Required task – All lines below must be repeated exactly, with the pictures omitted.

Dataset excerpts –
___

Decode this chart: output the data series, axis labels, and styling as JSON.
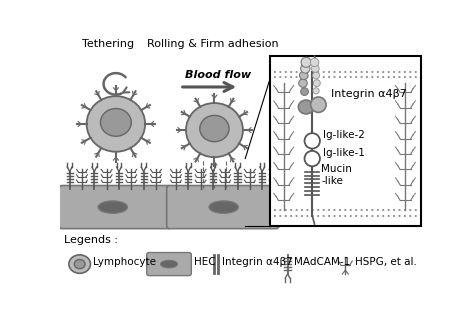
{
  "bg_color": "#ffffff",
  "gray_dark": "#666666",
  "gray_mid": "#999999",
  "gray_light": "#bbbbbb",
  "gray_lighter": "#d8d8d8",
  "gray_hec": "#aaaaaa",
  "gray_hec_edge": "#777777",
  "label_tethering": "Tethering",
  "label_rolling": "Rolling & Firm adhesion",
  "label_bloodflow": "Blood flow",
  "label_integrin": "Integrin α4β7",
  "label_iglike1": "Ig-like-1",
  "label_iglike2": "Ig-like-2",
  "label_mucin": "Mucin\n-like",
  "label_legends": "Legends :",
  "label_lymphocyte": "Lymphocyte",
  "label_hec": "HEC",
  "label_integrin_legend": "Integrin α4β7",
  "label_madcam": "MAdCAM-1",
  "label_hspg": "HSPG, et al."
}
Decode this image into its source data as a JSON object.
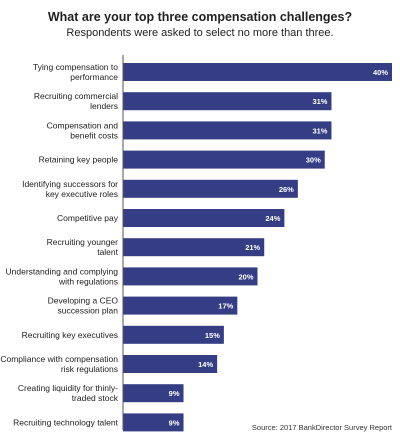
{
  "chart_data": {
    "type": "bar",
    "orientation": "horizontal",
    "title": "What are your top three compensation challenges?",
    "subtitle": "Respondents were asked to select no more than three.",
    "categories": [
      [
        "Tying compensation to",
        "performance"
      ],
      [
        "Recruiting commercial",
        "lenders"
      ],
      [
        "Compensation and",
        "benefit costs"
      ],
      [
        "Retaining key people"
      ],
      [
        "Identifying successors for",
        "key executive roles"
      ],
      [
        "Competitive pay"
      ],
      [
        "Recruiting younger",
        "talent"
      ],
      [
        "Understanding and complying",
        "with regulations"
      ],
      [
        "Developing a CEO",
        "succession plan"
      ],
      [
        "Recruiting key executives"
      ],
      [
        "Compliance with compensation",
        "risk regulations"
      ],
      [
        "Creating liquidity for thinly-",
        "traded stock"
      ],
      [
        "Recruiting technology talent"
      ]
    ],
    "values": [
      40,
      31,
      31,
      30,
      26,
      24,
      21,
      20,
      17,
      15,
      14,
      9,
      9
    ],
    "value_labels": [
      "40%",
      "31%",
      "31%",
      "30%",
      "26%",
      "24%",
      "21%",
      "20%",
      "17%",
      "15%",
      "14%",
      "9%",
      "9%"
    ],
    "xlim": [
      0,
      40
    ],
    "grid": false,
    "bar_color": "#353e85",
    "label_color": "#ffffff",
    "source": "Source: 2017 BankDirector Survey Report"
  }
}
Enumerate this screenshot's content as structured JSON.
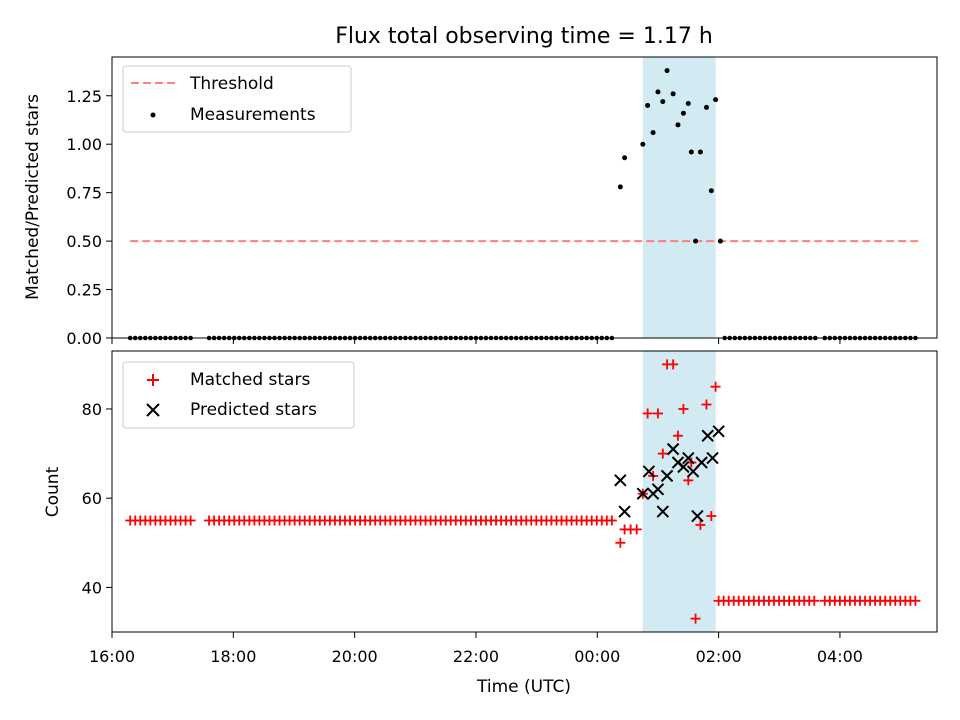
{
  "chart_data": [
    {
      "type": "scatter",
      "title": "Flux total observing time = 1.17 h",
      "ylabel": "Matched/Predicted stars",
      "xlim": [
        16.0,
        29.6
      ],
      "ylim": [
        0,
        1.45
      ],
      "yticks": [
        0.0,
        0.25,
        0.5,
        0.75,
        1.0,
        1.25
      ],
      "ytick_labels": [
        "0.00",
        "0.25",
        "0.50",
        "0.75",
        "1.00",
        "1.25"
      ],
      "highlight_span": [
        24.75,
        25.95
      ],
      "highlight_color": "#add8e6",
      "legend_position": "upper-left",
      "series": [
        {
          "name": "Threshold",
          "kind": "dashed-line",
          "color": "#ff7f7f",
          "x": [
            16.3,
            29.3
          ],
          "y": [
            0.5,
            0.5
          ]
        },
        {
          "name": "Measurements",
          "kind": "dot",
          "color": "#000000",
          "points": [
            [
              24.38,
              0.78
            ],
            [
              24.45,
              0.93
            ],
            [
              24.75,
              1.0
            ],
            [
              24.83,
              1.2
            ],
            [
              24.92,
              1.06
            ],
            [
              25.0,
              1.27
            ],
            [
              25.08,
              1.22
            ],
            [
              25.15,
              1.38
            ],
            [
              25.25,
              1.26
            ],
            [
              25.33,
              1.1
            ],
            [
              25.42,
              1.16
            ],
            [
              25.5,
              1.21
            ],
            [
              25.55,
              0.96
            ],
            [
              25.62,
              0.5
            ],
            [
              25.7,
              0.96
            ],
            [
              25.8,
              1.19
            ],
            [
              25.88,
              0.76
            ],
            [
              25.95,
              1.23
            ],
            [
              26.03,
              0.5
            ]
          ],
          "zero_runs": [
            [
              16.3,
              17.3
            ],
            [
              17.6,
              24.3
            ],
            [
              26.1,
              27.6
            ],
            [
              27.75,
              29.3
            ]
          ]
        }
      ]
    },
    {
      "type": "scatter",
      "ylabel": "Count",
      "xlabel": "Time (UTC)",
      "xlim": [
        16.0,
        29.6
      ],
      "ylim": [
        30,
        93
      ],
      "yticks": [
        40,
        60,
        80
      ],
      "ytick_labels": [
        "40",
        "60",
        "80"
      ],
      "xticks": [
        16,
        18,
        20,
        22,
        24,
        26,
        28
      ],
      "xtick_labels": [
        "16:00",
        "18:00",
        "20:00",
        "22:00",
        "00:00",
        "02:00",
        "04:00"
      ],
      "highlight_span": [
        24.75,
        25.95
      ],
      "highlight_color": "#add8e6",
      "legend_position": "upper-left",
      "series": [
        {
          "name": "Matched stars",
          "marker": "plus",
          "color": "#ff0000",
          "runs": [
            {
              "x0": 16.3,
              "x1": 17.3,
              "y": 55
            },
            {
              "x0": 17.6,
              "x1": 24.3,
              "y": 55
            },
            {
              "x0": 26.0,
              "x1": 27.6,
              "y": 37
            },
            {
              "x0": 27.75,
              "x1": 29.3,
              "y": 37
            }
          ],
          "points": [
            [
              24.38,
              50
            ],
            [
              24.45,
              53
            ],
            [
              24.55,
              53
            ],
            [
              24.65,
              53
            ],
            [
              24.75,
              61
            ],
            [
              24.83,
              79
            ],
            [
              24.92,
              65
            ],
            [
              25.0,
              79
            ],
            [
              25.08,
              70
            ],
            [
              25.15,
              90
            ],
            [
              25.25,
              90
            ],
            [
              25.33,
              74
            ],
            [
              25.42,
              80
            ],
            [
              25.5,
              64
            ],
            [
              25.55,
              68
            ],
            [
              25.62,
              33
            ],
            [
              25.7,
              54
            ],
            [
              25.8,
              81
            ],
            [
              25.88,
              56
            ],
            [
              25.95,
              85
            ]
          ]
        },
        {
          "name": "Predicted stars",
          "marker": "x",
          "color": "#000000",
          "points": [
            [
              24.38,
              64
            ],
            [
              24.45,
              57
            ],
            [
              24.75,
              61
            ],
            [
              24.85,
              66
            ],
            [
              24.92,
              61
            ],
            [
              25.0,
              62
            ],
            [
              25.08,
              57
            ],
            [
              25.15,
              65
            ],
            [
              25.25,
              71
            ],
            [
              25.33,
              68
            ],
            [
              25.42,
              67
            ],
            [
              25.5,
              69
            ],
            [
              25.58,
              66
            ],
            [
              25.65,
              56
            ],
            [
              25.72,
              68
            ],
            [
              25.82,
              74
            ],
            [
              25.9,
              69
            ],
            [
              26.0,
              75
            ]
          ]
        }
      ]
    }
  ]
}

___

Exercise response –
Decode this chart: output the data series, axis labels, and styling as JSON.
{
  "bg_color": "#ffffff",
  "gray_dark": "#666666",
  "gray_mid": "#999999",
  "gray_light": "#bbbbbb",
  "gray_lighter": "#d8d8d8",
  "gray_hec": "#aaaaaa",
  "gray_hec_edge": "#777777",
  "label_tethering": "Tethering",
  "label_rolling": "Rolling & Firm adhesion",
  "label_bloodflow": "Blood flow",
  "label_integrin": "Integrin α4β7",
  "label_iglike1": "Ig-like-1",
  "label_iglike2": "Ig-like-2",
  "label_mucin": "Mucin\n-like",
  "label_legends": "Legends :",
  "label_lymphocyte": "Lymphocyte",
  "label_hec": "HEC",
  "label_integrin_legend": "Integrin α4β7",
  "label_madcam": "MAdCAM-1",
  "label_hspg": "HSPG, et al."
}
Decode this image into its source data as a JSON object.
{
  "chart_data": {
    "type": "bar",
    "orientation": "horizontal",
    "title": "What are your top three compensation challenges?",
    "subtitle": "Respondents were asked to select no more than three.",
    "categories": [
      [
        "Tying compensation to",
        "performance"
      ],
      [
        "Recruiting commercial",
        "lenders"
      ],
      [
        "Compensation and",
        "benefit costs"
      ],
      [
        "Retaining key people"
      ],
      [
        "Identifying successors for",
        "key executive roles"
      ],
      [
        "Competitive pay"
      ],
      [
        "Recruiting younger",
        "talent"
      ],
      [
        "Understanding and complying",
        "with regulations"
      ],
      [
        "Developing a CEO",
        "succession plan"
      ],
      [
        "Recruiting key executives"
      ],
      [
        "Compliance with compensation",
        "risk regulations"
      ],
      [
        "Creating liquidity for thinly-",
        "traded stock"
      ],
      [
        "Recruiting technology talent"
      ]
    ],
    "values": [
      40,
      31,
      31,
      30,
      26,
      24,
      21,
      20,
      17,
      15,
      14,
      9,
      9
    ],
    "value_labels": [
      "40%",
      "31%",
      "31%",
      "30%",
      "26%",
      "24%",
      "21%",
      "20%",
      "17%",
      "15%",
      "14%",
      "9%",
      "9%"
    ],
    "xlim": [
      0,
      40
    ],
    "grid": false,
    "bar_color": "#353e85",
    "label_color": "#ffffff",
    "source": "Source: 2017 BankDirector Survey Report"
  }
}
Enumerate this screenshot's content as structured JSON.
{
  "chart_data": [
    {
      "type": "scatter",
      "title": "Flux total observing time = 1.17 h",
      "ylabel": "Matched/Predicted stars",
      "xlim": [
        16.0,
        29.6
      ],
      "ylim": [
        0,
        1.45
      ],
      "yticks": [
        0.0,
        0.25,
        0.5,
        0.75,
        1.0,
        1.25
      ],
      "ytick_labels": [
        "0.00",
        "0.25",
        "0.50",
        "0.75",
        "1.00",
        "1.25"
      ],
      "highlight_span": [
        24.75,
        25.95
      ],
      "highlight_color": "#add8e6",
      "legend_position": "upper-left",
      "series": [
        {
          "name": "Threshold",
          "kind": "dashed-line",
          "color": "#ff7f7f",
          "x": [
            16.3,
            29.3
          ],
          "y": [
            0.5,
            0.5
          ]
        },
        {
          "name": "Measurements",
          "kind": "dot",
          "color": "#000000",
          "points": [
            [
              24.38,
              0.78
            ],
            [
              24.45,
              0.93
            ],
            [
              24.75,
              1.0
            ],
            [
              24.83,
              1.2
            ],
            [
              24.92,
              1.06
            ],
            [
              25.0,
              1.27
            ],
            [
              25.08,
              1.22
            ],
            [
              25.15,
              1.38
            ],
            [
              25.25,
              1.26
            ],
            [
              25.33,
              1.1
            ],
            [
              25.42,
              1.16
            ],
            [
              25.5,
              1.21
            ],
            [
              25.55,
              0.96
            ],
            [
              25.62,
              0.5
            ],
            [
              25.7,
              0.96
            ],
            [
              25.8,
              1.19
            ],
            [
              25.88,
              0.76
            ],
            [
              25.95,
              1.23
            ],
            [
              26.03,
              0.5
            ]
          ],
          "zero_runs": [
            [
              16.3,
              17.3
            ],
            [
              17.6,
              24.3
            ],
            [
              26.1,
              27.6
            ],
            [
              27.75,
              29.3
            ]
          ]
        }
      ]
    },
    {
      "type": "scatter",
      "ylabel": "Count",
      "xlabel": "Time (UTC)",
      "xlim": [
        16.0,
        29.6
      ],
      "ylim": [
        30,
        93
      ],
      "yticks": [
        40,
        60,
        80
      ],
      "ytick_labels": [
        "40",
        "60",
        "80"
      ],
      "xticks": [
        16,
        18,
        20,
        22,
        24,
        26,
        28
      ],
      "xtick_labels": [
        "16:00",
        "18:00",
        "20:00",
        "22:00",
        "00:00",
        "02:00",
        "04:00"
      ],
      "highlight_span": [
        24.75,
        25.95
      ],
      "highlight_color": "#add8e6",
      "legend_position": "upper-left",
      "series": [
        {
          "name": "Matched stars",
          "marker": "plus",
          "color": "#ff0000",
          "runs": [
            {
              "x0": 16.3,
              "x1": 17.3,
              "y": 55
            },
            {
              "x0": 17.6,
              "x1": 24.3,
              "y": 55
            },
            {
              "x0": 26.0,
              "x1": 27.6,
              "y": 37
            },
            {
              "x0": 27.75,
              "x1": 29.3,
              "y": 37
            }
          ],
          "points": [
            [
              24.38,
              50
            ],
            [
              24.45,
              53
            ],
            [
              24.55,
              53
            ],
            [
              24.65,
              53
            ],
            [
              24.75,
              61
            ],
            [
              24.83,
              79
            ],
            [
              24.92,
              65
            ],
            [
              25.0,
              79
            ],
            [
              25.08,
              70
            ],
            [
              25.15,
              90
            ],
            [
              25.25,
              90
            ],
            [
              25.33,
              74
            ],
            [
              25.42,
              80
            ],
            [
              25.5,
              64
            ],
            [
              25.55,
              68
            ],
            [
              25.62,
              33
            ],
            [
              25.7,
              54
            ],
            [
              25.8,
              81
            ],
            [
              25.88,
              56
            ],
            [
              25.95,
              85
            ]
          ]
        },
        {
          "name": "Predicted stars",
          "marker": "x",
          "color": "#000000",
          "points": [
            [
              24.38,
              64
            ],
            [
              24.45,
              57
            ],
            [
              24.75,
              61
            ],
            [
              24.85,
              66
            ],
            [
              24.92,
              61
            ],
            [
              25.0,
              62
            ],
            [
              25.08,
              57
            ],
            [
              25.15,
              65
            ],
            [
              25.25,
              71
            ],
            [
              25.33,
              68
            ],
            [
              25.42,
              67
            ],
            [
              25.5,
              69
            ],
            [
              25.58,
              66
            ],
            [
              25.65,
              56
            ],
            [
              25.72,
              68
            ],
            [
              25.82,
              74
            ],
            [
              25.9,
              69
            ],
            [
              26.0,
              75
            ]
          ]
        }
      ]
    }
  ]
}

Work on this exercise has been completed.